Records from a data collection

•••••

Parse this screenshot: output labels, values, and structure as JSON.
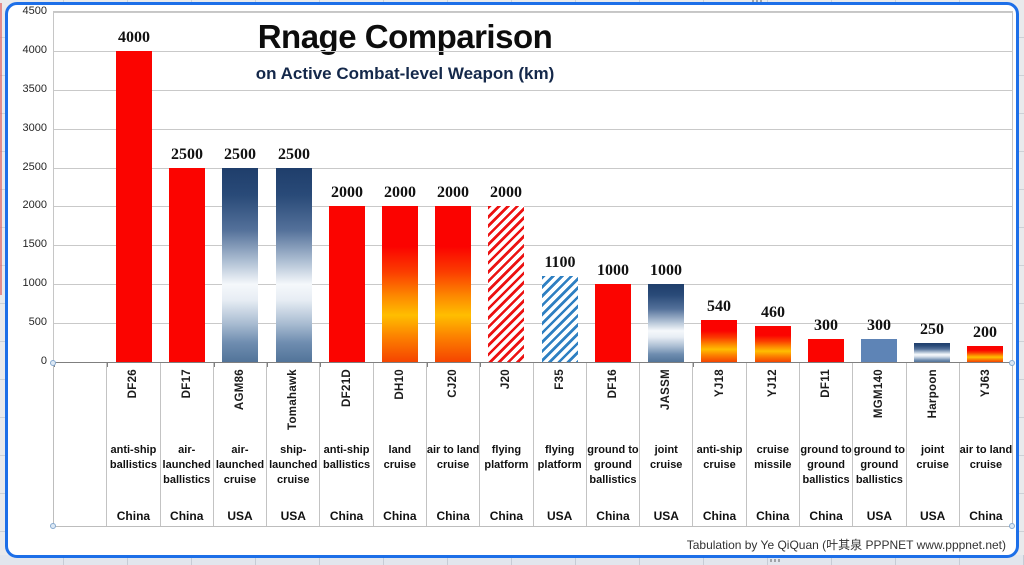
{
  "footer": "Tabulation by Ye QiQuan (叶其泉 PPPNET www.pppnet.net)",
  "colors": {
    "frame_border": "#1D6FE8",
    "solid_red": "#FB0400",
    "flat_blue": "#5E84B6",
    "hatch_red": "#EC1212",
    "hatch_blue": "#2F80C2",
    "blue_gradient_dark": "#1F3E6B",
    "blue_gradient_light": "#F5F8FB",
    "fire_gradient_yellow": "#FFBE00",
    "gridline": "#C9C9C9",
    "axis_line": "#7F7F7F"
  },
  "chart_data": {
    "type": "bar",
    "title": "Rnage Comparison",
    "subtitle": "on Active Combat-level Weapon (km)",
    "xlabel": "",
    "ylabel": "",
    "ylim": [
      0,
      4500
    ],
    "yticks": [
      0,
      500,
      1000,
      1500,
      2000,
      2500,
      3000,
      3500,
      4000,
      4500
    ],
    "grid": true,
    "legend": "none",
    "leading_empty_category": true,
    "bars": [
      {
        "name": "DF26",
        "value": 4000,
        "style": "solid-red",
        "category": "anti-ship ballistics",
        "country": "China"
      },
      {
        "name": "DF17",
        "value": 2500,
        "style": "solid-red",
        "category": "air-launched ballistics",
        "country": "China"
      },
      {
        "name": "AGM86",
        "value": 2500,
        "style": "blue-gradient",
        "category": "air-launched cruise",
        "country": "USA"
      },
      {
        "name": "Tomahawk",
        "value": 2500,
        "style": "blue-gradient",
        "category": "ship-launched cruise",
        "country": "USA"
      },
      {
        "name": "DF21D",
        "value": 2000,
        "style": "solid-red",
        "category": "anti-ship ballistics",
        "country": "China"
      },
      {
        "name": "DH10",
        "value": 2000,
        "style": "fire-gradient",
        "category": "land cruise",
        "country": "China"
      },
      {
        "name": "CJ20",
        "value": 2000,
        "style": "fire-gradient",
        "category": "air to land cruise",
        "country": "China"
      },
      {
        "name": "J20",
        "value": 2000,
        "style": "hatch-red",
        "category": "flying platform",
        "country": "China"
      },
      {
        "name": "F35",
        "value": 1100,
        "style": "hatch-blue",
        "category": "flying platform",
        "country": "USA"
      },
      {
        "name": "DF16",
        "value": 1000,
        "style": "solid-red",
        "category": "ground to ground ballistics",
        "country": "China"
      },
      {
        "name": "JASSM",
        "value": 1000,
        "style": "blue-gradient",
        "category": "joint cruise",
        "country": "USA"
      },
      {
        "name": "YJ18",
        "value": 540,
        "style": "fire-gradient",
        "category": "anti-ship cruise",
        "country": "China"
      },
      {
        "name": "YJ12",
        "value": 460,
        "style": "fire-gradient",
        "category": "cruise missile",
        "country": "China"
      },
      {
        "name": "DF11",
        "value": 300,
        "style": "solid-red",
        "category": "ground to ground ballistics",
        "country": "China"
      },
      {
        "name": "MGM140",
        "value": 300,
        "style": "flat-blue",
        "category": "ground to ground ballistics",
        "country": "USA"
      },
      {
        "name": "Harpoon",
        "value": 250,
        "style": "blue-gradient",
        "category": "joint cruise",
        "country": "USA"
      },
      {
        "name": "YJ63",
        "value": 200,
        "style": "fire-gradient",
        "category": "air to land cruise",
        "country": "China"
      }
    ]
  }
}
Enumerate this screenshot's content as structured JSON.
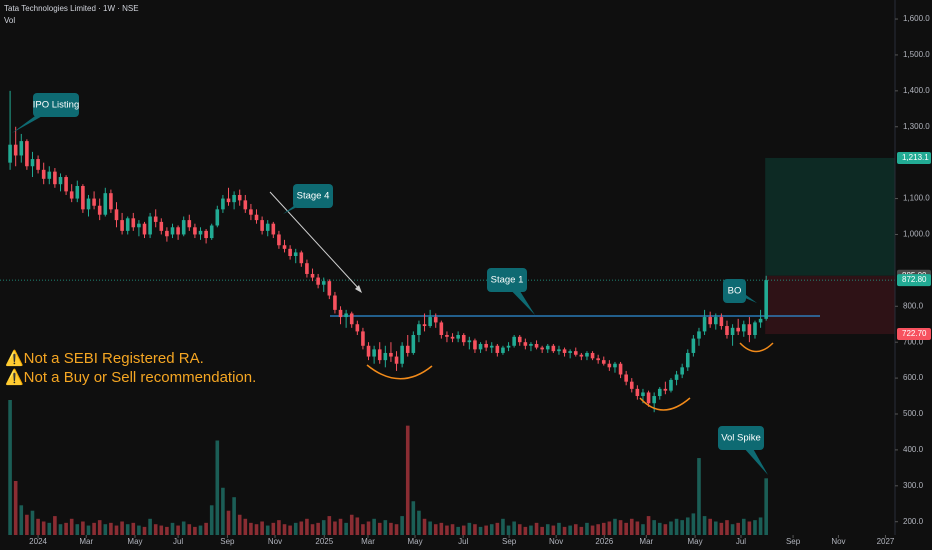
{
  "chart_data": {
    "type": "candlestick",
    "title": "Tata Technologies Limited · 1W · NSE",
    "subtitle": "Vol",
    "up_color": "#22ab94",
    "down_color": "#f7525f",
    "volume_up_color": "#1b5e56",
    "volume_down_color": "#8b2d33",
    "open": [
      1200,
      1250,
      1220,
      1260,
      1190,
      1210,
      1180,
      1155,
      1175,
      1140,
      1160,
      1120,
      1100,
      1135,
      1070,
      1100,
      1080,
      1055,
      1115,
      1070,
      1040,
      1010,
      1045,
      1020,
      1030,
      1000,
      1050,
      1035,
      1010,
      1000,
      1020,
      1000,
      1040,
      1020,
      1000,
      1010,
      990,
      1025,
      1070,
      1100,
      1090,
      1110,
      1095,
      1070,
      1055,
      1040,
      1010,
      1030,
      1000,
      970,
      960,
      940,
      950,
      920,
      890,
      880,
      860,
      870,
      830,
      790,
      770,
      780,
      750,
      730,
      690,
      660,
      680,
      650,
      670,
      660,
      640,
      690,
      670,
      720,
      750,
      745,
      770,
      755,
      720,
      715,
      710,
      720,
      700,
      705,
      680,
      695,
      685,
      690,
      670,
      685,
      690,
      715,
      700,
      690,
      695,
      685,
      680,
      690,
      675,
      680,
      670,
      675,
      665,
      660,
      670,
      655,
      650,
      640,
      630,
      640,
      610,
      590,
      570,
      550,
      560,
      530,
      550,
      570,
      565,
      595,
      610,
      630,
      670,
      710,
      730,
      770,
      750,
      770,
      745,
      720,
      740,
      730,
      750,
      720,
      755,
      765
    ],
    "high": [
      1400,
      1300,
      1280,
      1265,
      1230,
      1220,
      1200,
      1190,
      1185,
      1170,
      1165,
      1140,
      1150,
      1140,
      1110,
      1120,
      1100,
      1130,
      1125,
      1090,
      1060,
      1050,
      1060,
      1040,
      1035,
      1060,
      1070,
      1045,
      1020,
      1030,
      1025,
      1050,
      1055,
      1030,
      1020,
      1015,
      1030,
      1080,
      1110,
      1130,
      1120,
      1125,
      1110,
      1085,
      1070,
      1050,
      1040,
      1035,
      1010,
      985,
      970,
      960,
      955,
      930,
      905,
      890,
      880,
      875,
      840,
      800,
      790,
      785,
      760,
      740,
      700,
      690,
      700,
      690,
      700,
      675,
      700,
      720,
      730,
      760,
      780,
      790,
      780,
      760,
      730,
      725,
      730,
      725,
      715,
      710,
      700,
      705,
      700,
      695,
      690,
      700,
      720,
      720,
      710,
      700,
      705,
      690,
      695,
      695,
      690,
      685,
      680,
      685,
      670,
      675,
      675,
      665,
      660,
      650,
      645,
      645,
      620,
      600,
      580,
      570,
      565,
      560,
      575,
      590,
      600,
      620,
      640,
      680,
      720,
      740,
      790,
      785,
      780,
      780,
      760,
      750,
      765,
      760,
      770,
      760,
      790,
      885
    ],
    "low": [
      1180,
      1190,
      1200,
      1180,
      1160,
      1170,
      1140,
      1140,
      1130,
      1120,
      1110,
      1090,
      1090,
      1060,
      1050,
      1070,
      1040,
      1050,
      1060,
      1020,
      1000,
      1000,
      1010,
      995,
      990,
      990,
      1020,
      1000,
      980,
      990,
      985,
      995,
      1010,
      990,
      985,
      975,
      985,
      1020,
      1060,
      1080,
      1070,
      1080,
      1060,
      1040,
      1030,
      1000,
      995,
      990,
      960,
      950,
      930,
      920,
      910,
      880,
      870,
      850,
      840,
      820,
      780,
      750,
      740,
      740,
      720,
      680,
      650,
      640,
      640,
      630,
      645,
      620,
      630,
      660,
      665,
      700,
      730,
      740,
      740,
      710,
      700,
      700,
      700,
      690,
      680,
      670,
      670,
      675,
      670,
      660,
      665,
      675,
      685,
      690,
      680,
      675,
      680,
      670,
      670,
      670,
      665,
      660,
      655,
      660,
      650,
      650,
      650,
      640,
      635,
      620,
      615,
      600,
      580,
      560,
      540,
      530,
      520,
      505,
      540,
      555,
      560,
      580,
      600,
      620,
      660,
      690,
      720,
      740,
      735,
      735,
      710,
      690,
      720,
      715,
      700,
      710,
      740,
      760
    ],
    "close": [
      1250,
      1220,
      1260,
      1190,
      1210,
      1180,
      1155,
      1175,
      1140,
      1160,
      1120,
      1100,
      1135,
      1070,
      1100,
      1080,
      1055,
      1115,
      1070,
      1040,
      1010,
      1045,
      1020,
      1030,
      1000,
      1050,
      1035,
      1010,
      995,
      1020,
      1000,
      1040,
      1020,
      1000,
      1010,
      990,
      1025,
      1070,
      1100,
      1090,
      1110,
      1095,
      1070,
      1055,
      1040,
      1010,
      1030,
      1000,
      970,
      960,
      940,
      950,
      920,
      890,
      880,
      860,
      870,
      830,
      790,
      770,
      780,
      750,
      730,
      690,
      660,
      680,
      650,
      670,
      660,
      640,
      690,
      670,
      720,
      750,
      745,
      770,
      755,
      720,
      715,
      710,
      720,
      700,
      705,
      680,
      695,
      685,
      690,
      670,
      685,
      690,
      715,
      700,
      690,
      695,
      685,
      680,
      690,
      675,
      680,
      670,
      675,
      665,
      660,
      670,
      655,
      650,
      640,
      630,
      640,
      610,
      590,
      570,
      550,
      560,
      530,
      550,
      570,
      565,
      595,
      610,
      630,
      670,
      710,
      730,
      770,
      750,
      770,
      745,
      720,
      740,
      730,
      750,
      720,
      755,
      765,
      872.8
    ],
    "volume": [
      100,
      40,
      22,
      15,
      18,
      12,
      10,
      9,
      14,
      8,
      9,
      12,
      8,
      10,
      7,
      9,
      11,
      8,
      9,
      7,
      10,
      8,
      9,
      7,
      6,
      12,
      8,
      7,
      6,
      9,
      7,
      10,
      8,
      6,
      7,
      9,
      22,
      70,
      35,
      18,
      28,
      15,
      12,
      9,
      8,
      10,
      7,
      9,
      11,
      8,
      7,
      9,
      10,
      12,
      8,
      9,
      11,
      14,
      10,
      12,
      9,
      15,
      13,
      8,
      10,
      12,
      9,
      11,
      9,
      8,
      14,
      81,
      25,
      18,
      12,
      10,
      8,
      9,
      7,
      8,
      6,
      7,
      9,
      8,
      6,
      7,
      8,
      9,
      12,
      7,
      10,
      8,
      6,
      7,
      9,
      6,
      8,
      7,
      9,
      6,
      7,
      8,
      6,
      9,
      7,
      8,
      9,
      10,
      12,
      11,
      9,
      12,
      10,
      8,
      14,
      11,
      9,
      8,
      10,
      12,
      11,
      13,
      16,
      57,
      14,
      12,
      10,
      9,
      11,
      8,
      9,
      12,
      10,
      11,
      13,
      42
    ],
    "xlim": [
      -1.8,
      158
    ],
    "xticks": [
      {
        "value": 5,
        "label": "2024"
      },
      {
        "value": 13.6,
        "label": "Mar"
      },
      {
        "value": 22.3,
        "label": "May"
      },
      {
        "value": 30,
        "label": "Jul"
      },
      {
        "value": 38.8,
        "label": "Sep"
      },
      {
        "value": 47.3,
        "label": "Nov"
      },
      {
        "value": 56.1,
        "label": "2025"
      },
      {
        "value": 63.9,
        "label": "Mar"
      },
      {
        "value": 72.3,
        "label": "May"
      },
      {
        "value": 80.9,
        "label": "Jul"
      },
      {
        "value": 89.1,
        "label": "Sep"
      },
      {
        "value": 97.5,
        "label": "Nov"
      },
      {
        "value": 106.1,
        "label": "2026"
      },
      {
        "value": 113.6,
        "label": "Mar"
      },
      {
        "value": 122.3,
        "label": "May"
      },
      {
        "value": 130.5,
        "label": "Jul"
      },
      {
        "value": 139.8,
        "label": "Sep"
      },
      {
        "value": 147.9,
        "label": "Nov"
      },
      {
        "value": 156.3,
        "label": "2027"
      }
    ],
    "ylim": [
      163,
      1653
    ],
    "yticks": [
      {
        "value": 1600,
        "label": "1,600.0"
      },
      {
        "value": 1500,
        "label": "1,500.0"
      },
      {
        "value": 1400,
        "label": "1,400.0"
      },
      {
        "value": 1300,
        "label": "1,300.0"
      },
      {
        "value": 1100,
        "label": "1,100.0"
      },
      {
        "value": 1000,
        "label": "1,000.0"
      },
      {
        "value": 800,
        "label": "800.0"
      },
      {
        "value": 700,
        "label": "700.0"
      },
      {
        "value": 600,
        "label": "600.0"
      },
      {
        "value": 500,
        "label": "500.0"
      },
      {
        "value": 400,
        "label": "400.0"
      },
      {
        "value": 300,
        "label": "300.0"
      },
      {
        "value": 200,
        "label": "200.0"
      }
    ],
    "price_tags": [
      {
        "value": 1213.1,
        "label": "1,213.1",
        "color": "#22ab94"
      },
      {
        "value": 885,
        "label": "885.00",
        "color": "#4a4a4a"
      },
      {
        "value": 872.8,
        "label": "872.80",
        "color": "#22ab94"
      },
      {
        "value": 722.7,
        "label": "722.70",
        "color": "#f7525f"
      }
    ],
    "resistance": 773,
    "annotations": [
      "IPO Listing",
      "Stage 4",
      "Stage 1",
      "BO",
      "Vol Spike"
    ],
    "warnings": [
      "⚠️Not a SEBI Registered RA.",
      "⚠️Not a Buy or Sell recommendation."
    ]
  }
}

•••••

Your answer should be only the number of lines that hold the word "JSON".

2